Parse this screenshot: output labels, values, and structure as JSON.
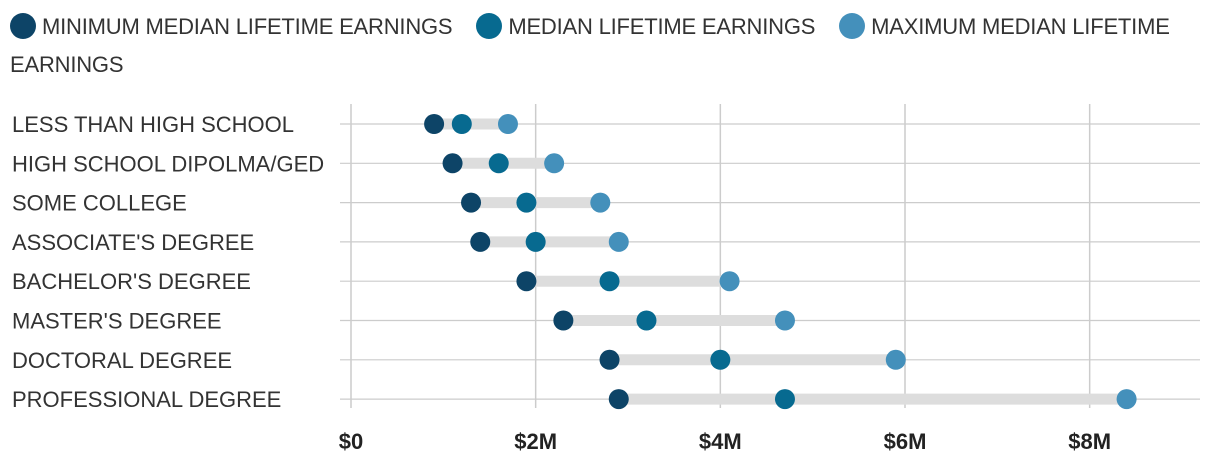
{
  "chart_data": {
    "type": "dumbbell",
    "title": "",
    "xlabel": "",
    "ylabel": "",
    "xlim": [
      0,
      9
    ],
    "x_ticks": [
      0,
      2,
      4,
      6,
      8
    ],
    "x_tick_labels": [
      "$0",
      "$2M",
      "$4M",
      "$6M",
      "$8M"
    ],
    "unit": "$M",
    "grid": true,
    "legend_position": "top",
    "categories": [
      "LESS THAN HIGH SCHOOL",
      "HIGH SCHOOL DIPOLMA/GED",
      "SOME COLLEGE",
      "ASSOCIATE'S DEGREE",
      "BACHELOR'S DEGREE",
      "MASTER'S DEGREE",
      "DOCTORAL DEGREE",
      "PROFESSIONAL DEGREE"
    ],
    "series": [
      {
        "name": "MINIMUM MEDIAN LIFETIME EARNINGS",
        "color": "#0d4467",
        "values": [
          0.9,
          1.1,
          1.3,
          1.4,
          1.9,
          2.3,
          2.8,
          2.9
        ]
      },
      {
        "name": "MEDIAN LIFETIME EARNINGS",
        "color": "#076a90",
        "values": [
          1.2,
          1.6,
          1.9,
          2.0,
          2.8,
          3.2,
          4.0,
          4.7
        ]
      },
      {
        "name": "MAXIMUM MEDIAN LIFETIME EARNINGS",
        "color": "#4490bb",
        "values": [
          1.7,
          2.2,
          2.7,
          2.9,
          4.1,
          4.7,
          5.9,
          8.4
        ]
      }
    ],
    "colors": {
      "range_bar": "#dddddd",
      "grid": "#cccccc"
    }
  }
}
---+---
> **Work instructions**
Find the word "SCHOOL" in the entries, and copy every line it shows up in.

> **The response**
      "LESS THAN HIGH SCHOOL",
      "HIGH SCHOOL DIPOLMA/GED",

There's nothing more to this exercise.